◆ What needs to be done
Output each entry verbatim and exclude every picture from it.

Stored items
====
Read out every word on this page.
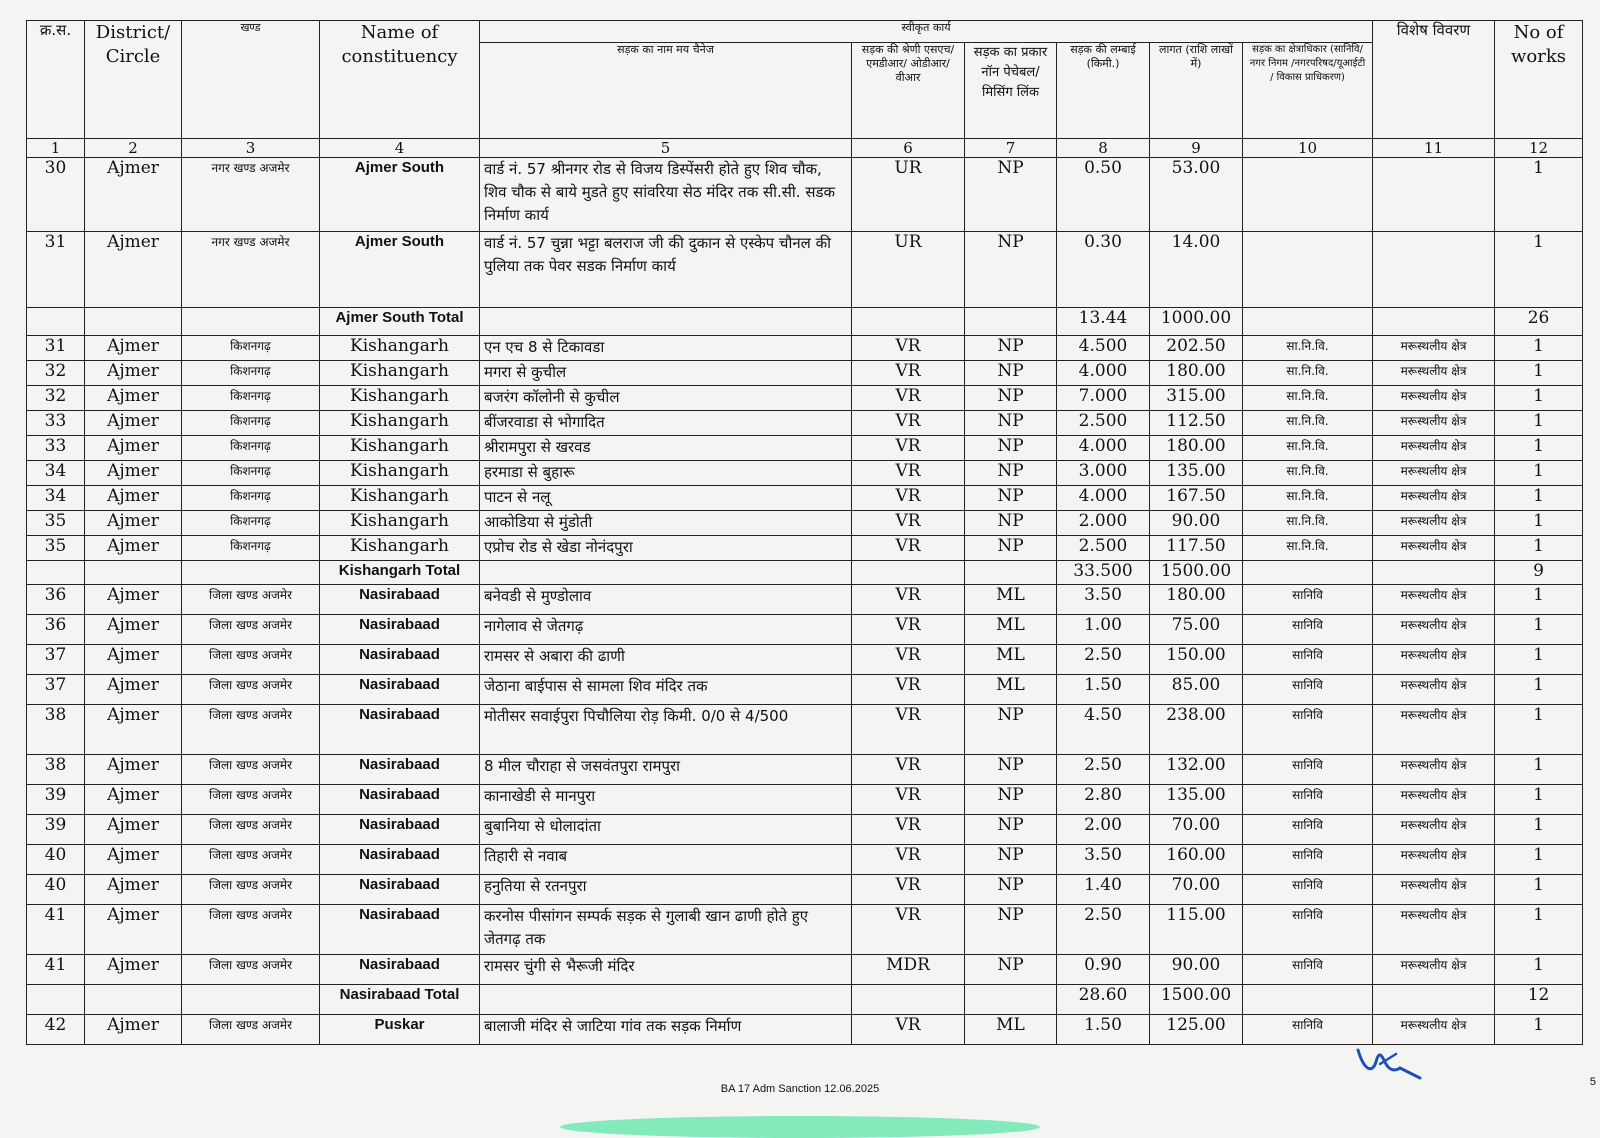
क्र.स.	District/ Circle	खण्ड	Name of constituency	स्वीकृत कार्य						विशेष विवरण	No of works
				सड़क का नाम मय चैनेज	सड़क की श्रेणी एसएच/एमडीआर/ ओडीआर/ वीआर	सड़क का प्रकार नॉन पेचेबल/ मिसिंग लिंक	सड़क की लम्बाई (किमी.)	लागत (राशि लाखों में)	सड़क का क्षेत्राधिकार (सानिवि/नगर निगम /नगरपरिषद/यूआईटी / विकास प्राधिकरण)		
1	2	3	4	5	6	7	8	9	10	11	12
30	Ajmer	नगर खण्ड अजमेर	Ajmer South	वार्ड नं. 57 श्रीनगर रोड से विजय डिस्पेंसरी होते हुए शिव चौक, शिव चौक से बाये मुडते हुए सांवरिया सेठ मंदिर तक सी.सी. सडक निर्माण कार्य	UR	NP	0.50	53.00			1
31	Ajmer	नगर खण्ड अजमेर	Ajmer South	वार्ड नं. 57 चुन्ना भट्टा बलराज जी की दुकान से एस्केप चौनल की पुलिया तक पेवर सडक निर्माण कार्य	UR	NP	0.30	14.00			1
			Ajmer South Total				13.44	1000.00			26
31	Ajmer	किशनगढ़	Kishangarh	एन एच 8 से टिकावडा	VR	NP	4.500	202.50	सा.नि.वि.	मरूस्थलीय क्षेत्र	1
32	Ajmer	किशनगढ़	Kishangarh	मगरा से कुचील	VR	NP	4.000	180.00	सा.नि.वि.	मरूस्थलीय क्षेत्र	1
32	Ajmer	किशनगढ़	Kishangarh	बजरंग कॉलोनी से कुचील	VR	NP	7.000	315.00	सा.नि.वि.	मरूस्थलीय क्षेत्र	1
33	Ajmer	किशनगढ़	Kishangarh	बींजरवाडा से भोगादित	VR	NP	2.500	112.50	सा.नि.वि.	मरूस्थलीय क्षेत्र	1
33	Ajmer	किशनगढ़	Kishangarh	श्रीरामपुरा से खरवड	VR	NP	4.000	180.00	सा.नि.वि.	मरूस्थलीय क्षेत्र	1
34	Ajmer	किशनगढ़	Kishangarh	हरमाडा से बुहारू	VR	NP	3.000	135.00	सा.नि.वि.	मरूस्थलीय क्षेत्र	1
34	Ajmer	किशनगढ़	Kishangarh	पाटन से नलू	VR	NP	4.000	167.50	सा.नि.वि.	मरूस्थलीय क्षेत्र	1
35	Ajmer	किशनगढ़	Kishangarh	आकोडिया से मुंडोती	VR	NP	2.000	90.00	सा.नि.वि.	मरूस्थलीय क्षेत्र	1
35	Ajmer	किशनगढ़	Kishangarh	एप्रोच रोड से खेडा नोनंदपुरा	VR	NP	2.500	117.50	सा.नि.वि.	मरूस्थलीय क्षेत्र	1
			Kishangarh Total				33.500	1500.00			9
36	Ajmer	जिला खण्ड अजमेर	Nasirabaad	बनेवडी से मुण्डोलाव	VR	ML	3.50	180.00	सानिवि	मरूस्थलीय क्षेत्र	1
36	Ajmer	जिला खण्ड अजमेर	Nasirabaad	नागेलाव से जेतगढ़	VR	ML	1.00	75.00	सानिवि	मरूस्थलीय क्षेत्र	1
37	Ajmer	जिला खण्ड अजमेर	Nasirabaad	रामसर से अबारा की ढाणी	VR	ML	2.50	150.00	सानिवि	मरूस्थलीय क्षेत्र	1
37	Ajmer	जिला खण्ड अजमेर	Nasirabaad	जेठाना बाईपास से सामला शिव मंदिर तक	VR	ML	1.50	85.00	सानिवि	मरूस्थलीय क्षेत्र	1
38	Ajmer	जिला खण्ड अजमेर	Nasirabaad	मोतीसर सवाईपुरा पिचौलिया रोड़ किमी. 0/0 से 4/500	VR	NP	4.50	238.00	सानिवि	मरूस्थलीय क्षेत्र	1
38	Ajmer	जिला खण्ड अजमेर	Nasirabaad	8 मील चौराहा से जसवंतपुरा रामपुरा	VR	NP	2.50	132.00	सानिवि	मरूस्थलीय क्षेत्र	1
39	Ajmer	जिला खण्ड अजमेर	Nasirabaad	कानाखेडी से मानपुरा	VR	NP	2.80	135.00	सानिवि	मरूस्थलीय क्षेत्र	1
39	Ajmer	जिला खण्ड अजमेर	Nasirabaad	बुबानिया से धोलादांता	VR	NP	2.00	70.00	सानिवि	मरूस्थलीय क्षेत्र	1
40	Ajmer	जिला खण्ड अजमेर	Nasirabaad	तिहारी से नवाब	VR	NP	3.50	160.00	सानिवि	मरूस्थलीय क्षेत्र	1
40	Ajmer	जिला खण्ड अजमेर	Nasirabaad	हनुतिया से रतनपुरा	VR	NP	1.40	70.00	सानिवि	मरूस्थलीय क्षेत्र	1
41	Ajmer	जिला खण्ड अजमेर	Nasirabaad	करनोस पीसांगन सम्पर्क सड़क से गुलाबी खान ढाणी होते हुए जेतगढ़ तक	VR	NP	2.50	115.00	सानिवि	मरूस्थलीय क्षेत्र	1
41	Ajmer	जिला खण्ड अजमेर	Nasirabaad	रामसर चुंगी से भैरूजी मंदिर	MDR	NP	0.90	90.00	सानिवि	मरूस्थलीय क्षेत्र	1
			Nasirabaad Total				28.60	1500.00			12
42	Ajmer	जिला खण्ड अजमेर	Puskar	बालाजी मंदिर से जाटिया गांव तक सड़क निर्माण	VR	ML	1.50	125.00	सानिवि	मरूस्थलीय क्षेत्र	1
BA 17 Adm Sanction 12.06.2025
5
====
◆ Result
Read out every word on this page.
क्र.स.	District/ Circle	खण्ड	Name of constituency	स्वीकृत कार्य						विशेष विवरण	No of works
				सड़क का नाम मय चैनेज	सड़क की श्रेणी एसएच/एमडीआर/ ओडीआर/ वीआर	सड़क का प्रकार नॉन पेचेबल/ मिसिंग लिंक	सड़क की लम्बाई (किमी.)	लागत (राशि लाखों में)	सड़क का क्षेत्राधिकार (सानिवि/नगर निगम /नगरपरिषद/यूआईटी / विकास प्राधिकरण)		
1	2	3	4	5	6	7	8	9	10	11	12
30	Ajmer	नगर खण्ड अजमेर	Ajmer South	वार्ड नं. 57 श्रीनगर रोड से विजय डिस्पेंसरी होते हुए शिव चौक, शिव चौक से बाये मुडते हुए सांवरिया सेठ मंदिर तक सी.सी. सडक निर्माण कार्य	UR	NP	0.50	53.00			1
31	Ajmer	नगर खण्ड अजमेर	Ajmer South	वार्ड नं. 57 चुन्ना भट्टा बलराज जी की दुकान से एस्केप चौनल की पुलिया तक पेवर सडक निर्माण कार्य	UR	NP	0.30	14.00			1
			Ajmer South Total				13.44	1000.00			26
31	Ajmer	किशनगढ़	Kishangarh	एन एच 8 से टिकावडा	VR	NP	4.500	202.50	सा.नि.वि.	मरूस्थलीय क्षेत्र	1
32	Ajmer	किशनगढ़	Kishangarh	मगरा से कुचील	VR	NP	4.000	180.00	सा.नि.वि.	मरूस्थलीय क्षेत्र	1
32	Ajmer	किशनगढ़	Kishangarh	बजरंग कॉलोनी से कुचील	VR	NP	7.000	315.00	सा.नि.वि.	मरूस्थलीय क्षेत्र	1
33	Ajmer	किशनगढ़	Kishangarh	बींजरवाडा से भोगादित	VR	NP	2.500	112.50	सा.नि.वि.	मरूस्थलीय क्षेत्र	1
33	Ajmer	किशनगढ़	Kishangarh	श्रीरामपुरा से खरवड	VR	NP	4.000	180.00	सा.नि.वि.	मरूस्थलीय क्षेत्र	1
34	Ajmer	किशनगढ़	Kishangarh	हरमाडा से बुहारू	VR	NP	3.000	135.00	सा.नि.वि.	मरूस्थलीय क्षेत्र	1
34	Ajmer	किशनगढ़	Kishangarh	पाटन से नलू	VR	NP	4.000	167.50	सा.नि.वि.	मरूस्थलीय क्षेत्र	1
35	Ajmer	किशनगढ़	Kishangarh	आकोडिया से मुंडोती	VR	NP	2.000	90.00	सा.नि.वि.	मरूस्थलीय क्षेत्र	1
35	Ajmer	किशनगढ़	Kishangarh	एप्रोच रोड से खेडा नोनंदपुरा	VR	NP	2.500	117.50	सा.नि.वि.	मरूस्थलीय क्षेत्र	1
			Kishangarh Total				33.500	1500.00			9
36	Ajmer	जिला खण्ड अजमेर	Nasirabaad	बनेवडी से मुण्डोलाव	VR	ML	3.50	180.00	सानिवि	मरूस्थलीय क्षेत्र	1
36	Ajmer	जिला खण्ड अजमेर	Nasirabaad	नागेलाव से जेतगढ़	VR	ML	1.00	75.00	सानिवि	मरूस्थलीय क्षेत्र	1
37	Ajmer	जिला खण्ड अजमेर	Nasirabaad	रामसर से अबारा की ढाणी	VR	ML	2.50	150.00	सानिवि	मरूस्थलीय क्षेत्र	1
37	Ajmer	जिला खण्ड अजमेर	Nasirabaad	जेठाना बाईपास से सामला शिव मंदिर तक	VR	ML	1.50	85.00	सानिवि	मरूस्थलीय क्षेत्र	1
38	Ajmer	जिला खण्ड अजमेर	Nasirabaad	मोतीसर सवाईपुरा पिचौलिया रोड़ किमी. 0/0 से 4/500	VR	NP	4.50	238.00	सानिवि	मरूस्थलीय क्षेत्र	1
38	Ajmer	जिला खण्ड अजमेर	Nasirabaad	8 मील चौराहा से जसवंतपुरा रामपुरा	VR	NP	2.50	132.00	सानिवि	मरूस्थलीय क्षेत्र	1
39	Ajmer	जिला खण्ड अजमेर	Nasirabaad	कानाखेडी से मानपुरा	VR	NP	2.80	135.00	सानिवि	मरूस्थलीय क्षेत्र	1
39	Ajmer	जिला खण्ड अजमेर	Nasirabaad	बुबानिया से धोलादांता	VR	NP	2.00	70.00	सानिवि	मरूस्थलीय क्षेत्र	1
40	Ajmer	जिला खण्ड अजमेर	Nasirabaad	तिहारी से नवाब	VR	NP	3.50	160.00	सानिवि	मरूस्थलीय क्षेत्र	1
40	Ajmer	जिला खण्ड अजमेर	Nasirabaad	हनुतिया से रतनपुरा	VR	NP	1.40	70.00	सानिवि	मरूस्थलीय क्षेत्र	1
41	Ajmer	जिला खण्ड अजमेर	Nasirabaad	करनोस पीसांगन सम्पर्क सड़क से गुलाबी खान ढाणी होते हुए जेतगढ़ तक	VR	NP	2.50	115.00	सानिवि	मरूस्थलीय क्षेत्र	1
41	Ajmer	जिला खण्ड अजमेर	Nasirabaad	रामसर चुंगी से भैरूजी मंदिर	MDR	NP	0.90	90.00	सानिवि	मरूस्थलीय क्षेत्र	1
			Nasirabaad Total				28.60	1500.00			12
42	Ajmer	जिला खण्ड अजमेर	Puskar	बालाजी मंदिर से जाटिया गांव तक सड़क निर्माण	VR	ML	1.50	125.00	सानिवि	मरूस्थलीय क्षेत्र	1
BA 17 Adm Sanction 12.06.2025
5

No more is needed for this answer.